- [Stated problem 1] List every race category defined in the dataset-building code.
- [Stated problem 2] In the dataset-building code, what total number of people does the loadPpl function start from?
- [Stated problem 3] Continue the dataset-building code from the point where it stops.

- [Excerpted passage]
####
In [1]:
import math
import numpy as np
import pandas as pd

In [2]:
def loadPpl(race, gender):
    numPpl = 500
    Gender = {"male": .60, "female": .40}

    races = {
        "Caucasian": .55,
        "African-American": .14,
        "Asian": .15,
        "Hispanic": .10,
        "Other": .06
    }
    
    return int(math.floor(numPpl * Gender[gender] * races[race]))


# Run Cell Below to Form Up Dataset

In [3]:
# insertMetric1Skews - a function which skews the distributions of the features correlated to the first metric
# which is the Manager's Assessment Score. Moreover, we do some last minute data sorting/cleaning including the 
# discretization of continuous "education values" for the sake of being more realistic. The skew is applied
# explicitly, where the Manager's Assessment Score is penalized for females and African-Americans/Hispanics
# this is meant to illustrate a blatantly racist type assessment.
# @params: The dataset is the df of individuals to manipulate
# @return: The df of individuals with the features educPrestige/softSkills of minorities skewed
def insertMetric1Skews(dataset):
    df = dataset.copy()
    # Prestige Normalization     
    prestigeMax = df["Educational Prestige"].max()
    df["Educational Prestige"] = np.round(df["Educational Prestige"].apply(lambda x: x / prestigeMax), 2)
    
    # Education Discretization into quintiles
    df = df.sort_values(["Education"], ascending=False)
    fifth = math.floor(len(dataset) / 5)
    num = 5
    labels = []
    for x in range(5):
        for y in range(fifth):
            labels.append(num)
####
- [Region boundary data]
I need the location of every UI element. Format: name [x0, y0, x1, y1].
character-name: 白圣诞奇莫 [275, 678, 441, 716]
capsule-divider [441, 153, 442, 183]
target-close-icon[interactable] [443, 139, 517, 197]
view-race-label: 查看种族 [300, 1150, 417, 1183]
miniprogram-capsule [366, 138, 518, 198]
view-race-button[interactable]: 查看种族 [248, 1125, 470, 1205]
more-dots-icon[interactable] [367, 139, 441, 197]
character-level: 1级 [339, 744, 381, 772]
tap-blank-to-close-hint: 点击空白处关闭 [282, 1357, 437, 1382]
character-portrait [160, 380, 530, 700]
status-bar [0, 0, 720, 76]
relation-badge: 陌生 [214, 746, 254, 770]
####
- [Response 1] Caucasian, African-American, Asian, Hispanic, Other

- [Response 2] 500

- [Response 3]
        num -= 1
    df["Education"] = labels
    df = df.sample(frac=1).reset_index(drop=True) # Need to shuffle after ordering.
    # Increase in the manager's assessment score to try and resolve the weights - but soft skills is a mess.     
    df["Manager's Assessment Score"] = df["Manager's Assessment Score"] + 10
    
    # Actual Skewage...
    # Applying skew to educationalPrestige & softSkills for metric1
    minorities = extractMinorities(df, ["African-American", "Hispanic"])
    minorityIndxs = minorities.index.tolist()
    educPrestige = list(df["Educational Prestige"])
    softSkills = list(df["Soft Skills"])
    for indx in minorityIndxs:
        educPrestige[indx] = educPrestige[indx] - .3
    minorityIndxs = extractMinorities(df, ['Asian', "Hispanic", "African-American"], "female").index.tolist()
    print(len(minorityIndxs))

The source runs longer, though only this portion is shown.